Task brief
Please find all lines in the data that hold the string "this" and copy them.

Rows
^^^^
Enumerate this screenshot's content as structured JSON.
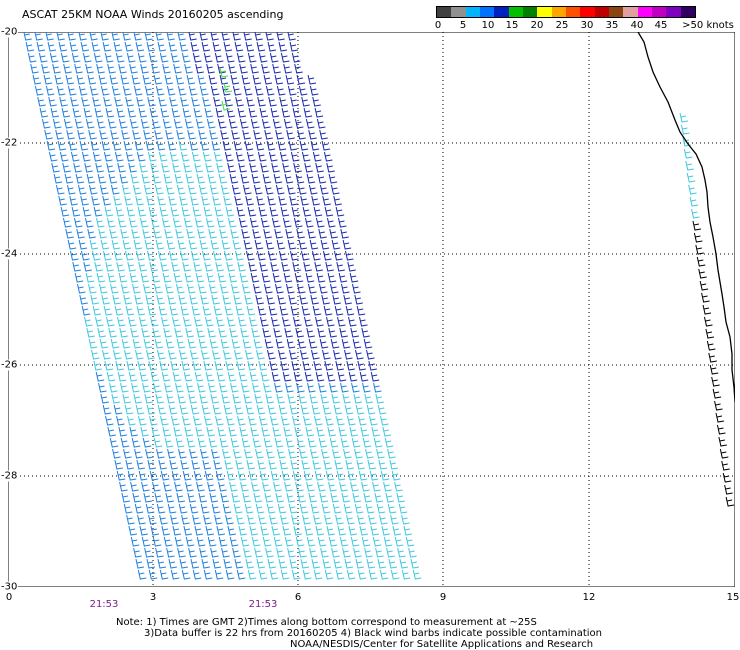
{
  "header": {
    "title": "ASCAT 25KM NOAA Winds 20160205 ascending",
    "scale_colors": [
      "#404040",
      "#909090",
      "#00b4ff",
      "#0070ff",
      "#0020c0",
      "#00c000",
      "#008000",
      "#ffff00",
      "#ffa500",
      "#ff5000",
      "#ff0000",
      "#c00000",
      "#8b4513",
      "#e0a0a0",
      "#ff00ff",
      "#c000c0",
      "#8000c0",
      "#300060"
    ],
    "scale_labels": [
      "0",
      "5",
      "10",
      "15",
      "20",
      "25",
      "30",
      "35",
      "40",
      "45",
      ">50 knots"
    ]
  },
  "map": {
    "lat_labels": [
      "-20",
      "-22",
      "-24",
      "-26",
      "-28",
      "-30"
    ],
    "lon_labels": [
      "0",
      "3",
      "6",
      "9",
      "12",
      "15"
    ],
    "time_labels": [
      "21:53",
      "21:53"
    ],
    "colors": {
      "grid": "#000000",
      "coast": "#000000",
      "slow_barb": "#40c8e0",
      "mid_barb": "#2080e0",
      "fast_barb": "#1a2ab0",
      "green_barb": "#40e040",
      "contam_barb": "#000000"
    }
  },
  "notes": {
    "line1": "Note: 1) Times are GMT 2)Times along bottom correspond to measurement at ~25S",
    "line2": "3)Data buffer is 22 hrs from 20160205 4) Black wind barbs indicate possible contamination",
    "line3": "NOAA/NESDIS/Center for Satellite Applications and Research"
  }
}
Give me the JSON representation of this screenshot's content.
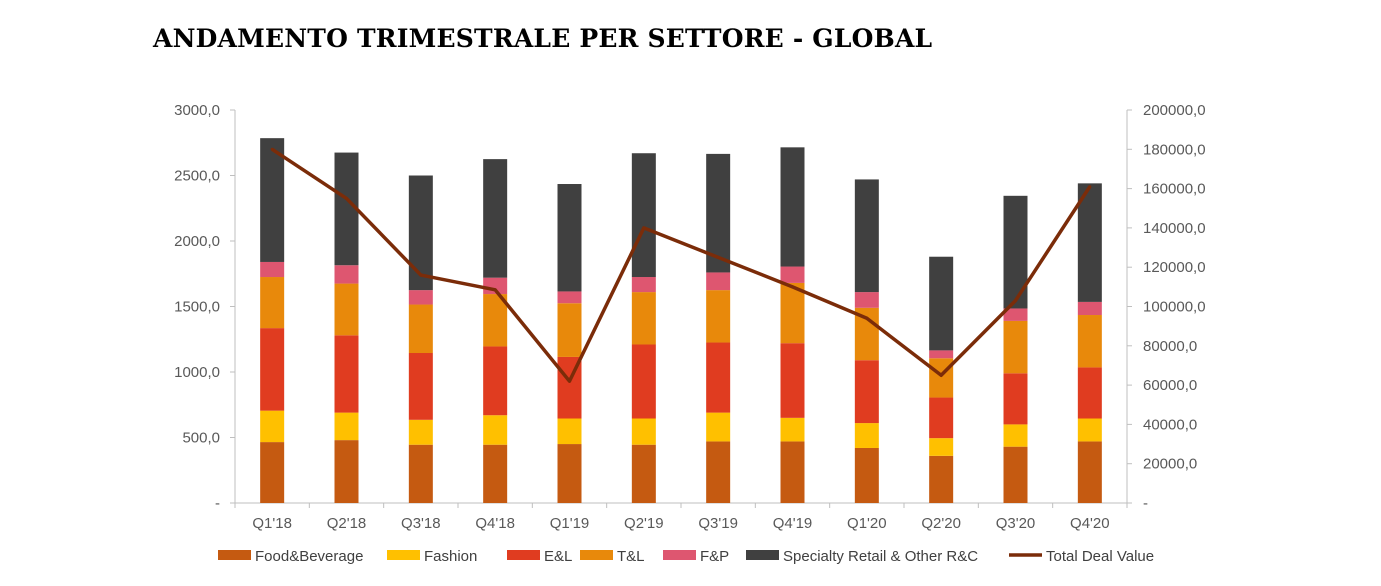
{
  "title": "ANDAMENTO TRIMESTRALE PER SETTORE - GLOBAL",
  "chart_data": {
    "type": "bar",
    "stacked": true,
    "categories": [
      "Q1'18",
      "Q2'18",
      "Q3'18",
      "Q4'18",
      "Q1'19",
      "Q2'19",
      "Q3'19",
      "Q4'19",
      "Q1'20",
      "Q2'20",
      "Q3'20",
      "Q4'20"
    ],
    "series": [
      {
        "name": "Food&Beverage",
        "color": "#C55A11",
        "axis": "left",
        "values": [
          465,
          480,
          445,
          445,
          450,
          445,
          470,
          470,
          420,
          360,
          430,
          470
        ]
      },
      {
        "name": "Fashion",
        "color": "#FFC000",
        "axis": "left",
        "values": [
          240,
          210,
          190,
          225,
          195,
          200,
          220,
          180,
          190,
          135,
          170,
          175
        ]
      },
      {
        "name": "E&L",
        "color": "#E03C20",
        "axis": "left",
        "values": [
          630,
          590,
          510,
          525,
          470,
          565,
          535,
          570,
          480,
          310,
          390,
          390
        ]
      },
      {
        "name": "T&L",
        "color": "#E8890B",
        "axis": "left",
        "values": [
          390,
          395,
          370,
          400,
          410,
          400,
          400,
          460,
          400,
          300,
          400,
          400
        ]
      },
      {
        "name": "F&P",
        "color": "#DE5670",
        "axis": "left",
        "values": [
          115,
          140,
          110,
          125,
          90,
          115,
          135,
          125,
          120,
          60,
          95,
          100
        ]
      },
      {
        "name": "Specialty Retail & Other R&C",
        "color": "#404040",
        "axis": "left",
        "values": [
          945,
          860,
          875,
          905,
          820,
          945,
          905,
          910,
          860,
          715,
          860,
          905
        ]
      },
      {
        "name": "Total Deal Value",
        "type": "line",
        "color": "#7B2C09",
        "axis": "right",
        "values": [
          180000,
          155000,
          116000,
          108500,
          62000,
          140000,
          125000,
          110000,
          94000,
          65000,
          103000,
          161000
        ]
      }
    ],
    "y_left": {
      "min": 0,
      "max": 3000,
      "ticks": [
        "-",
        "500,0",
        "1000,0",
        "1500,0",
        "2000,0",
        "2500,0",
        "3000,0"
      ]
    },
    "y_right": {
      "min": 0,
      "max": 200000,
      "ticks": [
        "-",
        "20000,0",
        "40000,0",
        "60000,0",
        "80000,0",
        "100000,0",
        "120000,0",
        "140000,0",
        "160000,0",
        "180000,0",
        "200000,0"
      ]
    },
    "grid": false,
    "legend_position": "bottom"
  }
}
^^^^
Written solution
Enumerate this screenshot's content as structured JSON.
Give me the JSON representation of this screenshot's content.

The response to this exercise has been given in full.